# SHORT PROBLEM
Copy all of the records below verbatim.

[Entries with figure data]
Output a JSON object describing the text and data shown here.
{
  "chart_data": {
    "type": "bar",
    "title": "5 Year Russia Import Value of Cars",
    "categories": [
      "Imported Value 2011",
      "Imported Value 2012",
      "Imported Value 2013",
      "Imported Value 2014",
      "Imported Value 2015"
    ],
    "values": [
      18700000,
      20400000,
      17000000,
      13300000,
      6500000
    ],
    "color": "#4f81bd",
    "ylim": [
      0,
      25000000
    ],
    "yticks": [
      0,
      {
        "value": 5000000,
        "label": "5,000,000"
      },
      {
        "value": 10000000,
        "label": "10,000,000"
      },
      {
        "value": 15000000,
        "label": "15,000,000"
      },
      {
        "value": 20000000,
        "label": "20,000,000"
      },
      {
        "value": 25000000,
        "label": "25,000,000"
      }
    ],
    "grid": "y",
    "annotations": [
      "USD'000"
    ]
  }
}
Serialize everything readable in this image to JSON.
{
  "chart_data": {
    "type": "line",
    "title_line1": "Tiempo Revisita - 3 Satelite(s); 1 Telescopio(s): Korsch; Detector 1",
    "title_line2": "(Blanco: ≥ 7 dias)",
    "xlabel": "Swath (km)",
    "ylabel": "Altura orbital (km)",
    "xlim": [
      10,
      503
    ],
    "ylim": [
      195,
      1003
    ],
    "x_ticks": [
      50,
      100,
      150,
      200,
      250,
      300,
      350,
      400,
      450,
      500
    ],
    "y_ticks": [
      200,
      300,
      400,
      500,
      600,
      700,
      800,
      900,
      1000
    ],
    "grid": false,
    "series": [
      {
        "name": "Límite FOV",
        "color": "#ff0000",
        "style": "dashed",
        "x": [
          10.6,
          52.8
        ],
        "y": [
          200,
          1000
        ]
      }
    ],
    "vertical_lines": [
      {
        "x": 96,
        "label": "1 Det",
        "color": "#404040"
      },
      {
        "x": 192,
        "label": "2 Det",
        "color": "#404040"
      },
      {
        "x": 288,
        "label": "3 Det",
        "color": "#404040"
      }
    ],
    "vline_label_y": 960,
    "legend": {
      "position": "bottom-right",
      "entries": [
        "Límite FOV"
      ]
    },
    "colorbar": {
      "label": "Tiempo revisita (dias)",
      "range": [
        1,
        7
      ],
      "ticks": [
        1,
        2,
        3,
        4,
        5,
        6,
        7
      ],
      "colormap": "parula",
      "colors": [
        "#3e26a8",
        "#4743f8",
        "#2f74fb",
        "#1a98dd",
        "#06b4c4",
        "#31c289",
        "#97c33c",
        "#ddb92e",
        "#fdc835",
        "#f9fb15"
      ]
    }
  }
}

# WRITTEN ANSWER
Output a JSON object describing the text and data shown here.
{
  "chart_data": {
    "type": "bar",
    "title": "5 Year Russia Import Value of Cars",
    "categories": [
      "Imported Value 2011",
      "Imported Value 2012",
      "Imported Value 2013",
      "Imported Value 2014",
      "Imported Value 2015"
    ],
    "values": [
      18700000,
      20400000,
      17000000,
      13300000,
      6500000
    ],
    "color": "#4f81bd",
    "ylim": [
      0,
      25000000
    ],
    "yticks": [
      0,
      {
        "value": 5000000,
        "label": "5,000,000"
      },
      {
        "value": 10000000,
        "label": "10,000,000"
      },
      {
        "value": 15000000,
        "label": "15,000,000"
      },
      {
        "value": 20000000,
        "label": "20,000,000"
      },
      {
        "value": 25000000,
        "label": "25,000,000"
      }
    ],
    "grid": "y",
    "annotations": [
      "USD'000"
    ]
  }
}
Serialize everything readable in this image to JSON.
{
  "chart_data": {
    "type": "line",
    "title_line1": "Tiempo Revisita - 3 Satelite(s); 1 Telescopio(s): Korsch; Detector 1",
    "title_line2": "(Blanco: ≥ 7 dias)",
    "xlabel": "Swath (km)",
    "ylabel": "Altura orbital (km)",
    "xlim": [
      10,
      503
    ],
    "ylim": [
      195,
      1003
    ],
    "x_ticks": [
      50,
      100,
      150,
      200,
      250,
      300,
      350,
      400,
      450,
      500
    ],
    "y_ticks": [
      200,
      300,
      400,
      500,
      600,
      700,
      800,
      900,
      1000
    ],
    "grid": false,
    "series": [
      {
        "name": "Límite FOV",
        "color": "#ff0000",
        "style": "dashed",
        "x": [
          10.6,
          52.8
        ],
        "y": [
          200,
          1000
        ]
      }
    ],
    "vertical_lines": [
      {
        "x": 96,
        "label": "1 Det",
        "color": "#404040"
      },
      {
        "x": 192,
        "label": "2 Det",
        "color": "#404040"
      },
      {
        "x": 288,
        "label": "3 Det",
        "color": "#404040"
      }
    ],
    "vline_label_y": 960,
    "legend": {
      "position": "bottom-right",
      "entries": [
        "Límite FOV"
      ]
    },
    "colorbar": {
      "label": "Tiempo revisita (dias)",
      "range": [
        1,
        7
      ],
      "ticks": [
        1,
        2,
        3,
        4,
        5,
        6,
        7
      ],
      "colormap": "parula",
      "colors": [
        "#3e26a8",
        "#4743f8",
        "#2f74fb",
        "#1a98dd",
        "#06b4c4",
        "#31c289",
        "#97c33c",
        "#ddb92e",
        "#fdc835",
        "#f9fb15"
      ]
    }
  }
}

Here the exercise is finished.